• **Exercise details**
In the material below, find all lines with the string "text" and copy them.

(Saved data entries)
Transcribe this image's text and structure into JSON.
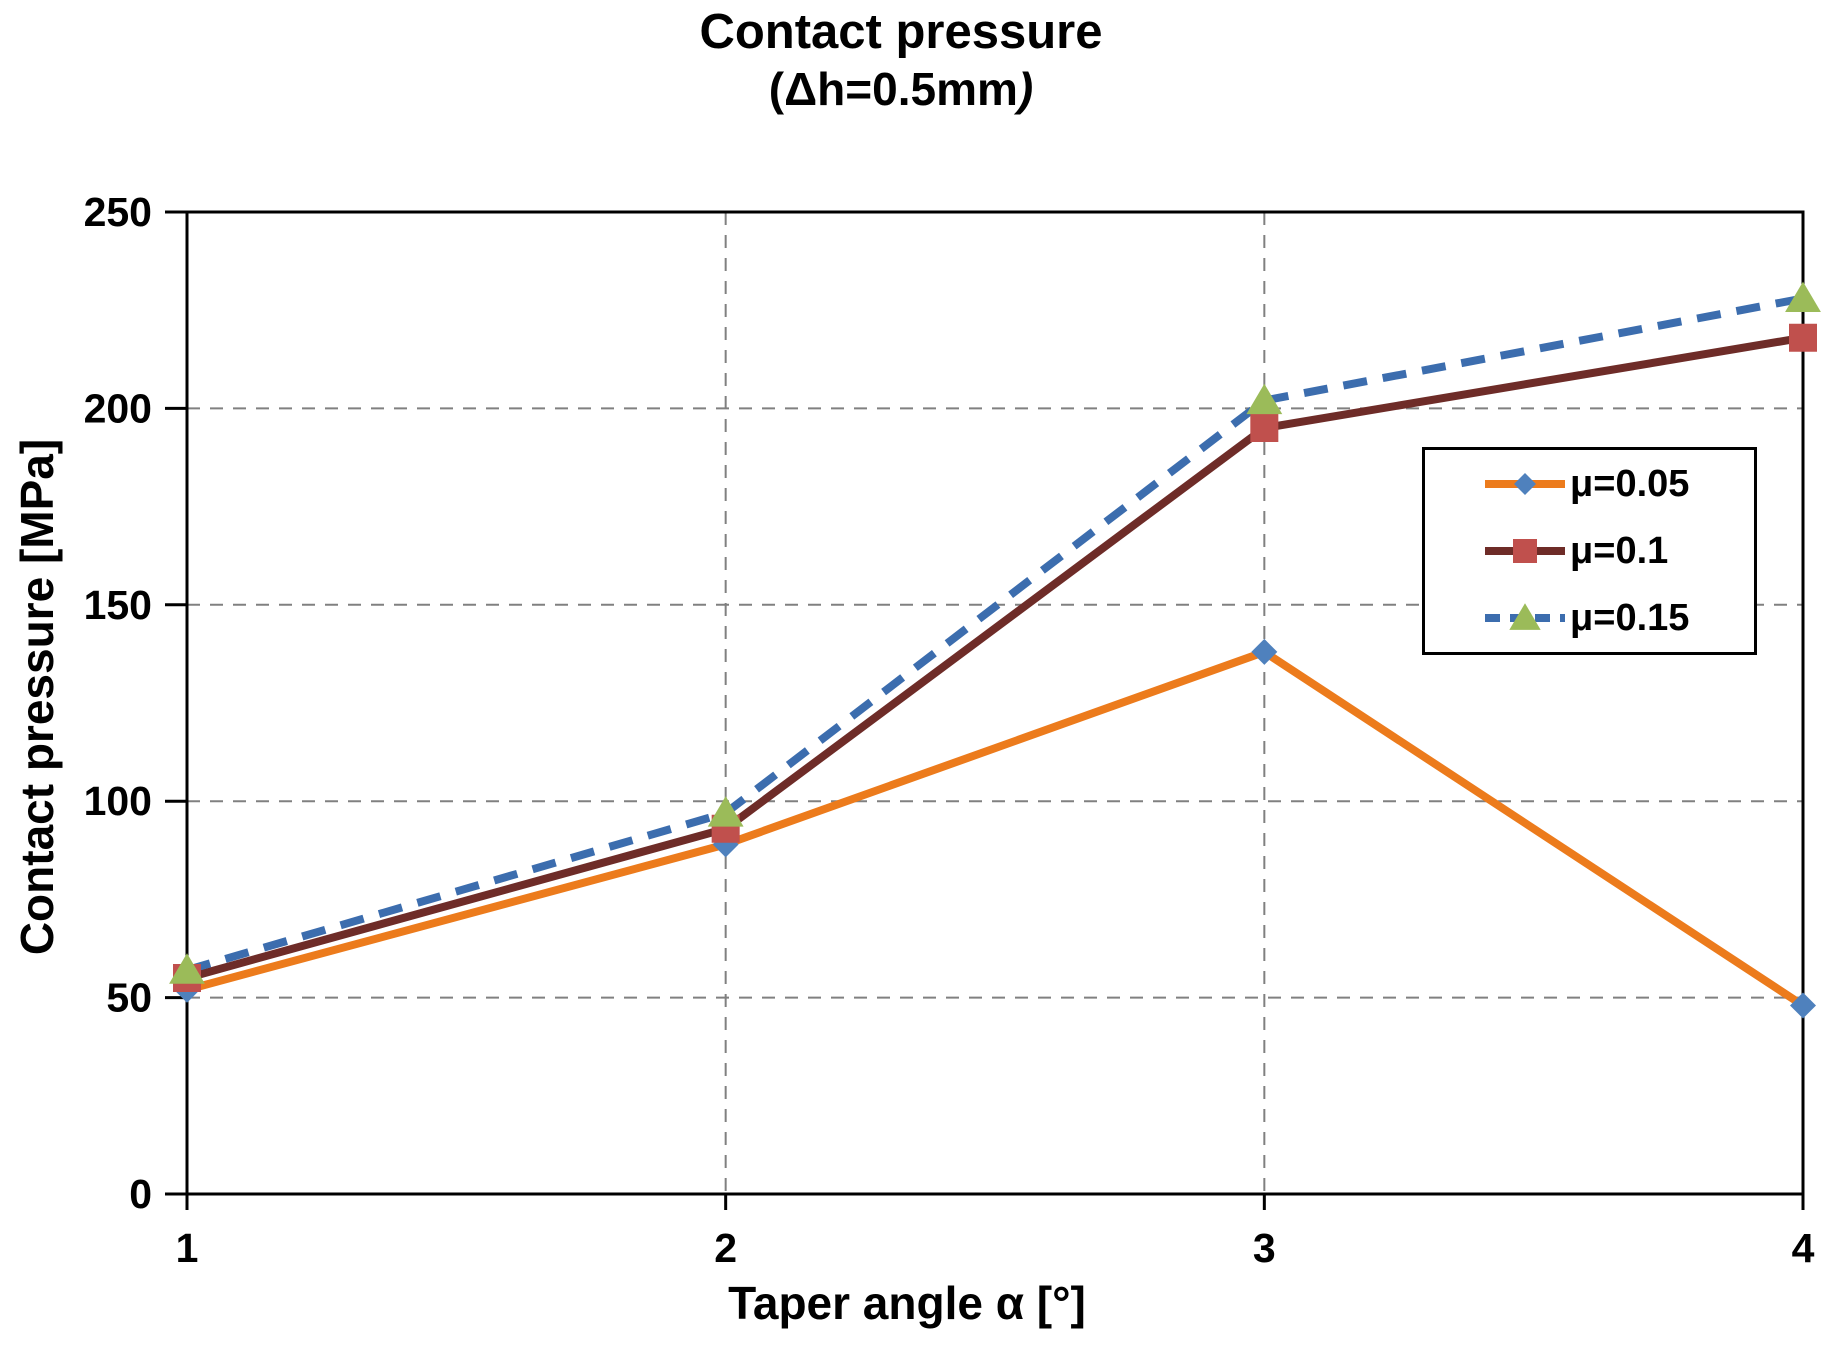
{
  "chart_data": {
    "type": "line",
    "title": "Contact pressure",
    "subtitle_open": "(Δh=0.5mm",
    "subtitle_close": ")",
    "xlabel": "Taper angle α [°]",
    "ylabel": "Contact pressure [MPa]",
    "x": [
      1,
      2,
      3,
      4
    ],
    "xticks": [
      "1",
      "2",
      "3",
      "4"
    ],
    "yticks": [
      "0",
      "50",
      "100",
      "150",
      "200",
      "250"
    ],
    "ytick_values": [
      0,
      50,
      100,
      150,
      200,
      250
    ],
    "xlim": [
      1,
      4
    ],
    "ylim": [
      0,
      250
    ],
    "grid": "dashed",
    "legend_position": "inside-right",
    "series": [
      {
        "name": "μ=0.05",
        "values": [
          52,
          89,
          138,
          48
        ],
        "line_color": "#EC7B1C",
        "line_style": "solid",
        "marker": "diamond",
        "marker_color": "#4F81BD"
      },
      {
        "name": "μ=0.1",
        "values": [
          55,
          93,
          195,
          218
        ],
        "line_color": "#6E2C28",
        "line_style": "solid",
        "marker": "square",
        "marker_color": "#C0504D"
      },
      {
        "name": "μ=0.15",
        "values": [
          57,
          97,
          202,
          228
        ],
        "line_color": "#3C6DAE",
        "line_style": "dashed",
        "marker": "triangle",
        "marker_color": "#9BBB59"
      }
    ],
    "colors": {
      "grid": "#808080",
      "axis": "#000000",
      "background": "#FFFFFF"
    }
  }
}
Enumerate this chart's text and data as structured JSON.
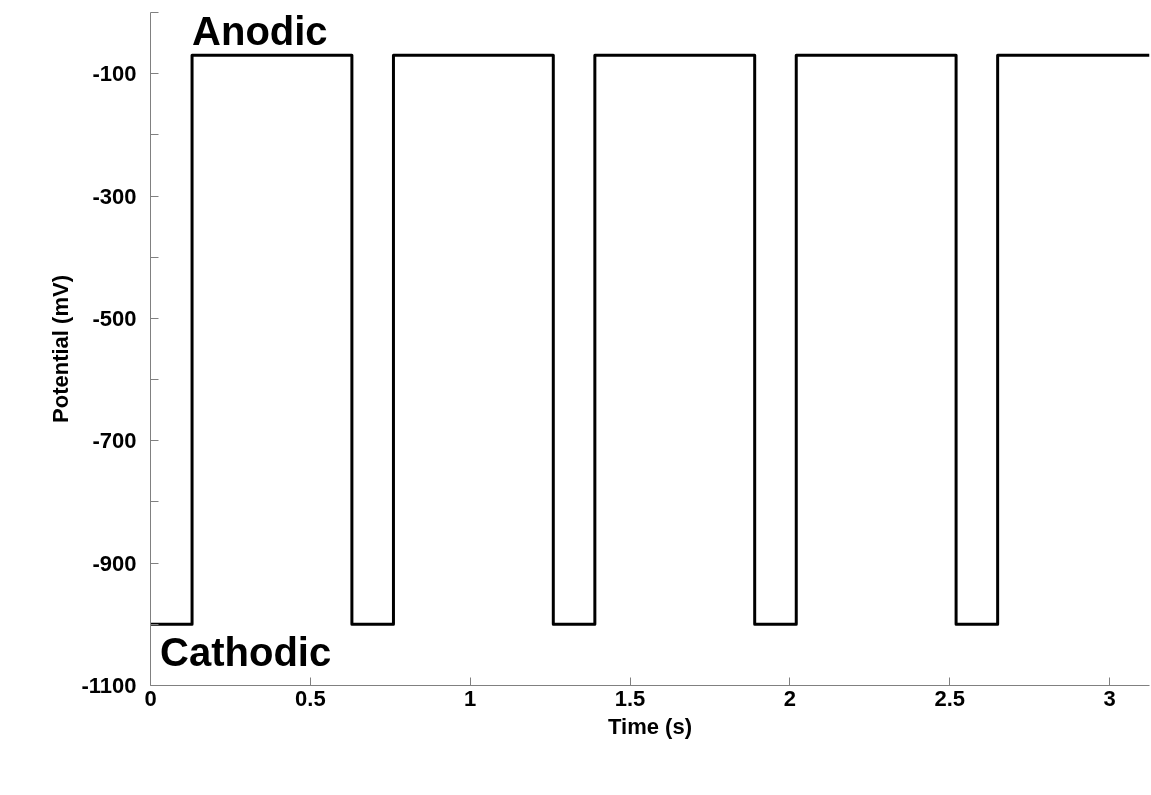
{
  "chart_data": {
    "type": "step",
    "xlabel": "Time (s)",
    "ylabel": "Potential (mV)",
    "xlim": [
      0,
      3.125
    ],
    "ylim": [
      -1100,
      0
    ],
    "xticks": [
      0,
      0.5,
      1,
      1.5,
      2,
      2.5,
      3
    ],
    "yticks": [
      {
        "value": 0,
        "label": null
      },
      -100,
      {
        "value": -200,
        "label": null
      },
      -300,
      {
        "value": -400,
        "label": null
      },
      -500,
      {
        "value": -600,
        "label": null
      },
      -700,
      {
        "value": -800,
        "label": null
      },
      -900,
      {
        "value": -1000,
        "label": null
      },
      -1100
    ],
    "grid": false,
    "marker": "none",
    "line_style": "solid",
    "series": [
      {
        "color": "#000000",
        "x": [
          0,
          0.13,
          0.63,
          0.76,
          1.26,
          1.39,
          1.89,
          2.02,
          2.52,
          2.65,
          3.125
        ],
        "values": [
          -1000,
          -70,
          -1000,
          -70,
          -1000,
          -70,
          -1000,
          -70,
          -1000,
          -70,
          -70
        ]
      }
    ],
    "annotations": [
      {
        "text": "Anodic",
        "x": 0.13,
        "y": -70
      },
      {
        "text": "Cathodic",
        "x": 0.03,
        "y": -1000
      }
    ]
  }
}
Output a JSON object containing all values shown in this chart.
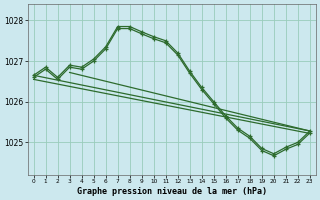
{
  "title": "Graphe pression niveau de la mer (hPa)",
  "bg_color": "#cce8ee",
  "grid_color": "#99ccbb",
  "line_color": "#2d6b2d",
  "xlim": [
    -0.5,
    23.5
  ],
  "ylim": [
    1024.2,
    1028.4
  ],
  "yticks": [
    1025,
    1026,
    1027,
    1028
  ],
  "xticks": [
    0,
    1,
    2,
    3,
    4,
    5,
    6,
    7,
    8,
    9,
    10,
    11,
    12,
    13,
    14,
    15,
    16,
    17,
    18,
    19,
    20,
    21,
    22,
    23
  ],
  "line1_x": [
    0,
    1,
    2,
    3,
    4,
    5,
    6,
    7,
    8,
    9,
    10,
    11,
    12,
    13,
    14,
    15,
    16,
    17,
    18,
    19,
    20,
    21,
    22,
    23
  ],
  "line1_y": [
    1026.65,
    1026.85,
    1026.6,
    1026.9,
    1026.85,
    1027.05,
    1027.35,
    1027.85,
    1027.85,
    1027.72,
    1027.6,
    1027.5,
    1027.2,
    1026.75,
    1026.35,
    1026.0,
    1025.65,
    1025.35,
    1025.15,
    1024.85,
    1024.72,
    1024.88,
    1025.0,
    1025.28
  ],
  "line2_x": [
    0,
    1,
    2,
    3,
    4,
    5,
    6,
    7,
    8,
    9,
    10,
    11,
    12,
    13,
    14,
    15,
    16,
    17,
    18,
    19,
    20,
    21,
    22,
    23
  ],
  "line2_y": [
    1026.65,
    1026.85,
    1026.6,
    1026.9,
    1026.85,
    1027.05,
    1027.35,
    1027.85,
    1027.85,
    1027.72,
    1027.6,
    1027.5,
    1027.2,
    1026.75,
    1026.35,
    1026.0,
    1025.65,
    1025.35,
    1025.15,
    1024.85,
    1024.72,
    1024.88,
    1025.0,
    1025.28
  ],
  "line3_x": [
    0,
    23
  ],
  "line3_y": [
    1026.65,
    1025.28
  ],
  "line4_x": [
    0,
    23
  ],
  "line4_y": [
    1026.55,
    1025.22
  ],
  "line5_x": [
    3,
    23
  ],
  "line5_y": [
    1026.72,
    1025.28
  ]
}
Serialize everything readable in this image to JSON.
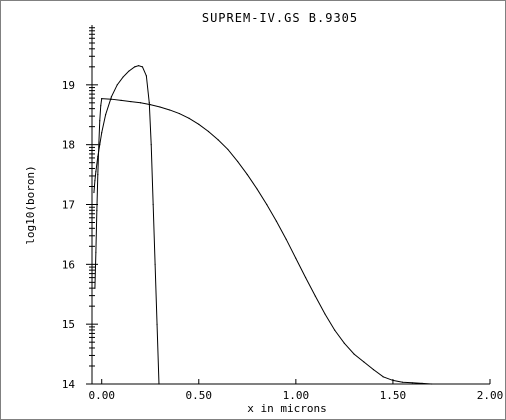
{
  "chart_data": {
    "type": "line",
    "title": "SUPREM-IV.GS B.9305",
    "xlabel": "x in microns",
    "ylabel": "log10(boron)",
    "xlim": [
      -0.05,
      2.0
    ],
    "ylim": [
      14,
      20
    ],
    "x_ticks": [
      0.0,
      0.5,
      1.0,
      1.5,
      2.0
    ],
    "x_tick_labels": [
      "0.00",
      "0.50",
      "1.00",
      "1.50",
      "2.00"
    ],
    "y_ticks": [
      14,
      15,
      16,
      17,
      18,
      19
    ],
    "y_tick_labels": [
      "14",
      "15",
      "16",
      "17",
      "18",
      "19"
    ],
    "grid": false,
    "legend": "none",
    "colors": {
      "line": "#000000",
      "frame": "#808080",
      "background": "#ffffff"
    },
    "series": [
      {
        "x": [
          -0.04,
          -0.035,
          -0.03,
          -0.02,
          -0.01,
          0.0,
          0.02,
          0.05,
          0.08,
          0.11,
          0.14,
          0.17,
          0.19,
          0.21,
          0.23,
          0.245,
          0.255,
          0.265,
          0.275,
          0.285,
          0.295
        ],
        "y": [
          17.2,
          17.4,
          17.55,
          17.8,
          18.0,
          18.2,
          18.5,
          18.8,
          19.0,
          19.13,
          19.23,
          19.3,
          19.32,
          19.3,
          19.15,
          18.7,
          18.0,
          17.0,
          16.0,
          15.0,
          14.0
        ]
      },
      {
        "x": [
          -0.035,
          -0.03,
          -0.025,
          -0.02,
          -0.015,
          -0.01,
          -0.005,
          0.0,
          0.05,
          0.1,
          0.15,
          0.2,
          0.25,
          0.3,
          0.35,
          0.4,
          0.45,
          0.5,
          0.55,
          0.6,
          0.65,
          0.7,
          0.75,
          0.8,
          0.85,
          0.9,
          0.95,
          1.0,
          1.05,
          1.1,
          1.15,
          1.2,
          1.25,
          1.3,
          1.35,
          1.4,
          1.45,
          1.5,
          1.55,
          1.6,
          1.65,
          1.7
        ],
        "y": [
          15.6,
          16.2,
          16.9,
          17.5,
          18.0,
          18.4,
          18.65,
          18.77,
          18.76,
          18.74,
          18.72,
          18.7,
          18.67,
          18.63,
          18.58,
          18.52,
          18.44,
          18.34,
          18.22,
          18.08,
          17.92,
          17.72,
          17.5,
          17.26,
          17.0,
          16.72,
          16.42,
          16.1,
          15.78,
          15.47,
          15.17,
          14.9,
          14.68,
          14.5,
          14.37,
          14.24,
          14.12,
          14.06,
          14.03,
          14.02,
          14.01,
          14.0
        ]
      }
    ]
  }
}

• **Solution to this exercise**
Transcribe this image's text and structure into JSON.
Enumerate this chart's text and data as structured JSON.
        "text": "Anodic",
        "text": "Cathodic",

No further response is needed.